Each entry here needs to be set down again exactly, please; pictures are left out.
** Start DATA LISTING **
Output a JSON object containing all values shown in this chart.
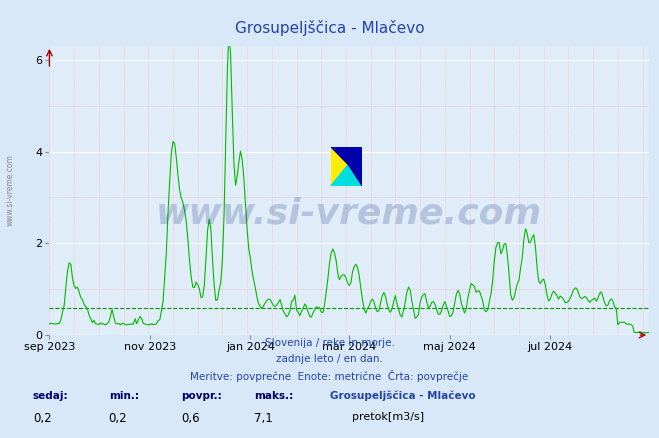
{
  "title": "Grosupeljščica - Mlačevo",
  "title_color": "#2244aa",
  "bg_color": "#d8e8f8",
  "plot_bg_color": "#e0ecf8",
  "line_color": "#00bb00",
  "avg_line_color": "#009900",
  "avg_value": 0.6,
  "ylim": [
    0,
    6.3
  ],
  "yticks": [
    0,
    2,
    4,
    6
  ],
  "text_color": "#2244aa",
  "watermark": "www.si-vreme.com",
  "watermark_color": "#1a3a8a",
  "watermark_alpha": 0.22,
  "subtitle1": "Slovenija / reke in morje.",
  "subtitle2": "zadnje leto / en dan.",
  "subtitle3": "Meritve: povprečne  Enote: metrične  Črta: povprečje",
  "legend_title": "Grosupeljščica - Mlačevo",
  "legend_label": "pretok[m3/s]",
  "stats_labels": [
    "sedaj:",
    "min.:",
    "povpr.:",
    "maks.:"
  ],
  "stats_values": [
    "0,2",
    "0,2",
    "0,6",
    "7,1"
  ],
  "xtick_labels": [
    "sep 2023",
    "nov 2023",
    "jan 2024",
    "mar 2024",
    "maj 2024",
    "jul 2024"
  ],
  "xtick_positions": [
    0,
    61,
    122,
    182,
    243,
    304
  ],
  "total_points": 365,
  "arrow_color": "#aa0000",
  "grid_red": "#ffaaaa",
  "grid_white": "#ffffff",
  "ylabel_text": "www.si-vreme.com"
}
** End DATA LISTING **
# THE RESPONSE:
Output a JSON object containing all values shown in this chart.
{
  "title": "Grosupeljščica - Mlačevo",
  "title_color": "#2244aa",
  "bg_color": "#d8e8f8",
  "plot_bg_color": "#e0ecf8",
  "line_color": "#00bb00",
  "avg_line_color": "#009900",
  "avg_value": 0.6,
  "ylim": [
    0,
    6.3
  ],
  "yticks": [
    0,
    2,
    4,
    6
  ],
  "text_color": "#2244aa",
  "watermark": "www.si-vreme.com",
  "watermark_color": "#1a3a8a",
  "watermark_alpha": 0.22,
  "subtitle1": "Slovenija / reke in morje.",
  "subtitle2": "zadnje leto / en dan.",
  "subtitle3": "Meritve: povprečne  Enote: metrične  Črta: povprečje",
  "legend_title": "Grosupeljščica - Mlačevo",
  "legend_label": "pretok[m3/s]",
  "stats_labels": [
    "sedaj:",
    "min.:",
    "povpr.:",
    "maks.:"
  ],
  "stats_values": [
    "0,2",
    "0,2",
    "0,6",
    "7,1"
  ],
  "xtick_labels": [
    "sep 2023",
    "nov 2023",
    "jan 2024",
    "mar 2024",
    "maj 2024",
    "jul 2024"
  ],
  "xtick_positions": [
    0,
    61,
    122,
    182,
    243,
    304
  ],
  "total_points": 365,
  "arrow_color": "#aa0000",
  "grid_red": "#ffaaaa",
  "grid_white": "#ffffff",
  "ylabel_text": "www.si-vreme.com"
}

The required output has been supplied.